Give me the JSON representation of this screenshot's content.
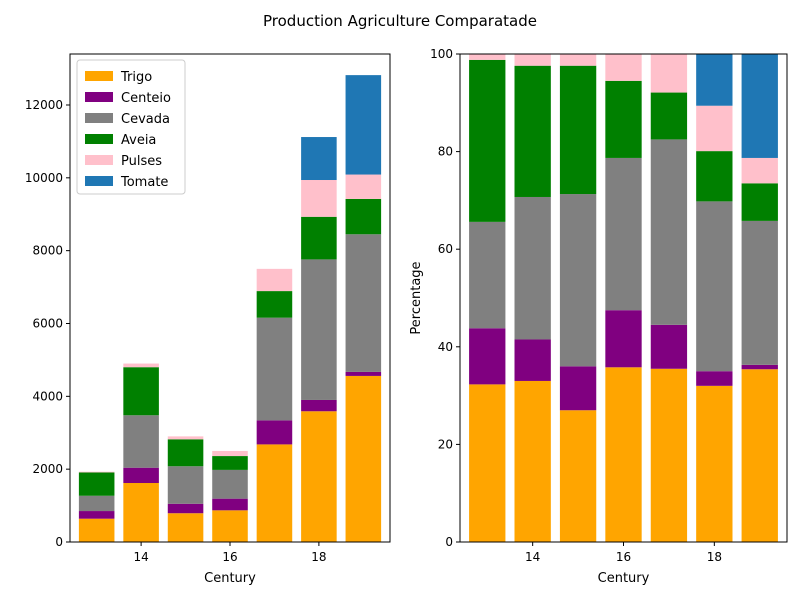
{
  "figure": {
    "title": "Production Agriculture Comparatade"
  },
  "colors": {
    "Trigo": "#ffa500",
    "Centeio": "#800080",
    "Cevada": "#808080",
    "Aveia": "#008000",
    "Pulses": "#ffc0cb",
    "Tomate": "#1f77b4"
  },
  "chart_data": [
    {
      "type": "bar",
      "stacked": true,
      "xlabel": "Century",
      "ylabel": "",
      "x": [
        13,
        14,
        15,
        16,
        17,
        18,
        19
      ],
      "xticks": [
        14,
        16,
        18
      ],
      "xlim": [
        12.4,
        19.6
      ],
      "ylim": [
        0,
        13400
      ],
      "yticks": [
        0,
        2000,
        4000,
        6000,
        8000,
        10000,
        12000
      ],
      "legend": "upper-left",
      "series": [
        {
          "name": "Trigo",
          "values": [
            640,
            1620,
            790,
            870,
            2680,
            3590,
            4560
          ]
        },
        {
          "name": "Centeio",
          "values": [
            210,
            420,
            260,
            320,
            660,
            310,
            110
          ]
        },
        {
          "name": "Cevada",
          "values": [
            420,
            1440,
            1030,
            790,
            2820,
            3860,
            3780
          ]
        },
        {
          "name": "Aveia",
          "values": [
            640,
            1320,
            740,
            380,
            730,
            1170,
            970
          ]
        },
        {
          "name": "Pulses",
          "values": [
            20,
            100,
            80,
            140,
            610,
            1010,
            670
          ]
        },
        {
          "name": "Tomate",
          "values": [
            0,
            0,
            0,
            0,
            0,
            1180,
            2730
          ]
        }
      ]
    },
    {
      "type": "bar",
      "stacked": true,
      "xlabel": "Century",
      "ylabel": "Percentage",
      "x": [
        13,
        14,
        15,
        16,
        17,
        18,
        19
      ],
      "xticks": [
        14,
        16,
        18
      ],
      "xlim": [
        12.4,
        19.6
      ],
      "ylim": [
        0,
        100
      ],
      "yticks": [
        0,
        20,
        40,
        60,
        80,
        100
      ],
      "series": [
        {
          "name": "Trigo",
          "values": [
            32.3,
            33.0,
            27.0,
            35.8,
            35.5,
            32.0,
            35.4
          ]
        },
        {
          "name": "Centeio",
          "values": [
            11.5,
            8.5,
            9.0,
            11.7,
            9.0,
            3.0,
            0.9
          ]
        },
        {
          "name": "Cevada",
          "values": [
            21.8,
            29.2,
            35.3,
            31.2,
            38.0,
            34.8,
            29.5
          ]
        },
        {
          "name": "Aveia",
          "values": [
            33.2,
            26.9,
            26.3,
            15.8,
            9.6,
            10.3,
            7.7
          ]
        },
        {
          "name": "Pulses",
          "values": [
            1.2,
            2.4,
            2.4,
            5.5,
            7.9,
            9.3,
            5.2
          ]
        },
        {
          "name": "Tomate",
          "values": [
            0,
            0,
            0,
            0,
            0,
            10.6,
            21.3
          ]
        }
      ]
    }
  ]
}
-=-=-=-=-
▸ WHAT IS EXPECTED:
Every line above should be repeated exactly; pictures stay out of the copy.

▸ EXERCISE SOLUTION:
Give me the JSON representation of this screenshot's content.
{
  "figure": {
    "title": "Production Agriculture Comparatade"
  },
  "colors": {
    "Trigo": "#ffa500",
    "Centeio": "#800080",
    "Cevada": "#808080",
    "Aveia": "#008000",
    "Pulses": "#ffc0cb",
    "Tomate": "#1f77b4"
  },
  "chart_data": [
    {
      "type": "bar",
      "stacked": true,
      "xlabel": "Century",
      "ylabel": "",
      "x": [
        13,
        14,
        15,
        16,
        17,
        18,
        19
      ],
      "xticks": [
        14,
        16,
        18
      ],
      "xlim": [
        12.4,
        19.6
      ],
      "ylim": [
        0,
        13400
      ],
      "yticks": [
        0,
        2000,
        4000,
        6000,
        8000,
        10000,
        12000
      ],
      "legend": "upper-left",
      "series": [
        {
          "name": "Trigo",
          "values": [
            640,
            1620,
            790,
            870,
            2680,
            3590,
            4560
          ]
        },
        {
          "name": "Centeio",
          "values": [
            210,
            420,
            260,
            320,
            660,
            310,
            110
          ]
        },
        {
          "name": "Cevada",
          "values": [
            420,
            1440,
            1030,
            790,
            2820,
            3860,
            3780
          ]
        },
        {
          "name": "Aveia",
          "values": [
            640,
            1320,
            740,
            380,
            730,
            1170,
            970
          ]
        },
        {
          "name": "Pulses",
          "values": [
            20,
            100,
            80,
            140,
            610,
            1010,
            670
          ]
        },
        {
          "name": "Tomate",
          "values": [
            0,
            0,
            0,
            0,
            0,
            1180,
            2730
          ]
        }
      ]
    },
    {
      "type": "bar",
      "stacked": true,
      "xlabel": "Century",
      "ylabel": "Percentage",
      "x": [
        13,
        14,
        15,
        16,
        17,
        18,
        19
      ],
      "xticks": [
        14,
        16,
        18
      ],
      "xlim": [
        12.4,
        19.6
      ],
      "ylim": [
        0,
        100
      ],
      "yticks": [
        0,
        20,
        40,
        60,
        80,
        100
      ],
      "series": [
        {
          "name": "Trigo",
          "values": [
            32.3,
            33.0,
            27.0,
            35.8,
            35.5,
            32.0,
            35.4
          ]
        },
        {
          "name": "Centeio",
          "values": [
            11.5,
            8.5,
            9.0,
            11.7,
            9.0,
            3.0,
            0.9
          ]
        },
        {
          "name": "Cevada",
          "values": [
            21.8,
            29.2,
            35.3,
            31.2,
            38.0,
            34.8,
            29.5
          ]
        },
        {
          "name": "Aveia",
          "values": [
            33.2,
            26.9,
            26.3,
            15.8,
            9.6,
            10.3,
            7.7
          ]
        },
        {
          "name": "Pulses",
          "values": [
            1.2,
            2.4,
            2.4,
            5.5,
            7.9,
            9.3,
            5.2
          ]
        },
        {
          "name": "Tomate",
          "values": [
            0,
            0,
            0,
            0,
            0,
            10.6,
            21.3
          ]
        }
      ]
    }
  ]
}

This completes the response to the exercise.